__TEXT TO READ__:
How to deal with text input containing a last name with a space or a first name [space] last name combination - c#

I'm dealing with a problem that I can't wrap my head around and could use your help and expertise.
I have a textbox that allows the user to search for another user by a combination of name criterias listed below:
<first name><space><last name> (John Smith)
<last name><comma><space|nospace><first name> (Smith, John) or (Smith,John)
Either starting portion of first name or last name (in this case, I do a search against both the first and last name columns) (Smith), (John), (Sm), or (Jo)
Issue:
There are quite a few users who have a space in their last name, if someone searches for them, they may only enter "de la".
Now in this scenario, since there is a space between the words, the system will assume that the search criteria is first name starts with "de" and last name with "la".
The system will work as expected if the user typed "de la," because now the input contains a comma, and the system will know for sure that this search is for a last name but I have to assume that not everyone will enter a comma at the end.
However the user probably intended only to search for someone with last name starting with "de la".
Current options
I have a few options in mind and could use your help in deciding which one would you recommend. And PLEASE, feel free to add your suggestions.
User training. We can always create help guides/training material to advise the users to enter a comma at the end if they're searching for a last name containing a space. I don't like this approach because the user experience isn't smart/intuitive anymore and most of the users won't read the help guides.
Create 2 different text boxes (for first name and last name). I'm not a fan of this approach either; the UI just won't look and feel the same and will prove inconvenient to the users who just want to copy/paste a name from either Outlook or elsewhere (without having to copy/paste first/last name separately).

__GIVEN ENTRIES__:
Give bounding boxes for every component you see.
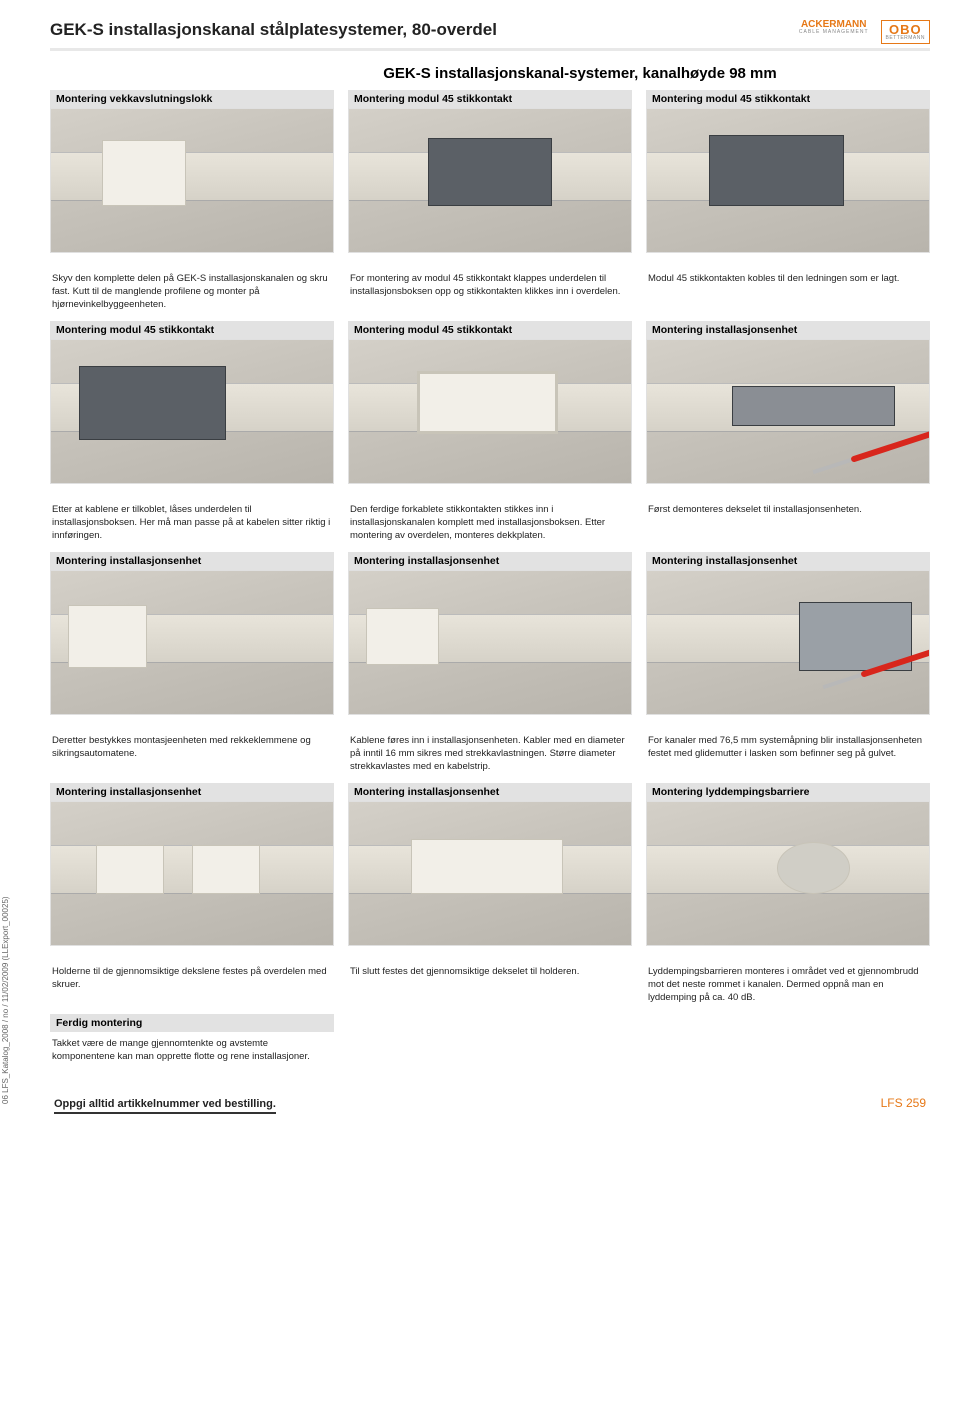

* * *

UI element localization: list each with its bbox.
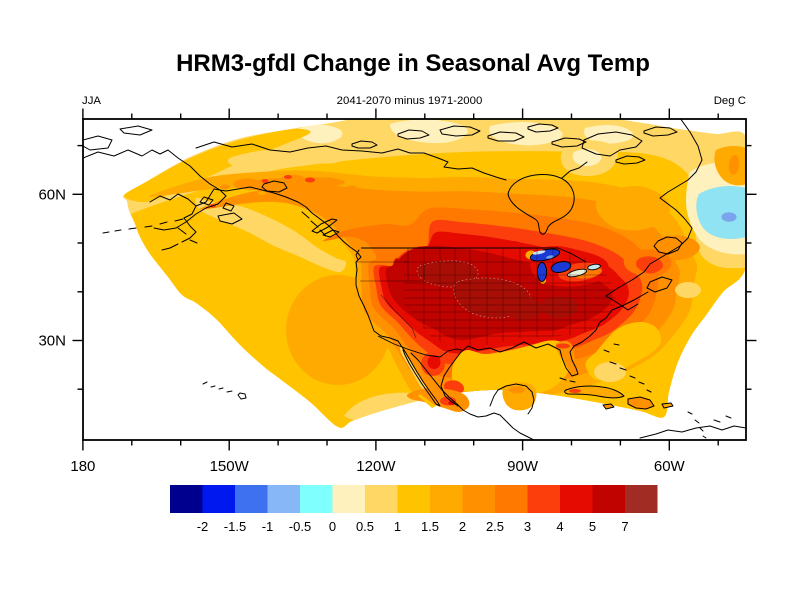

__CHALLENGE A__: In the name-search post, rewrite the passage starting at "Now in this" and ending at "at the end.", putting "semicolon" in place of "comma".
__CHALLENGE B__:
Answer these from the name-search post:
(i) What partial last name does the poster give as something a user might type?
(ii) What two reasons does the poster give for disliking the user-training option?
(iii) Which program is named as a place users might copy a name from?

__TASK ANSWER A__:
Now in this scenario, since there is a space between the words, the system will assume that the search criteria is first name starts with "de" and last name with "la".
The system will work as expected if the user typed "de la," because now the input contains a semicolon, and the system will know for sure that this search is for a last name but I have to assume that not everyone will enter a semicolon at the end.

__TASK ANSWER B__:
(i) "de la"
(ii) The user experience would no longer be smart or intuitive, and most users won't read the help guides.
(iii) Outlook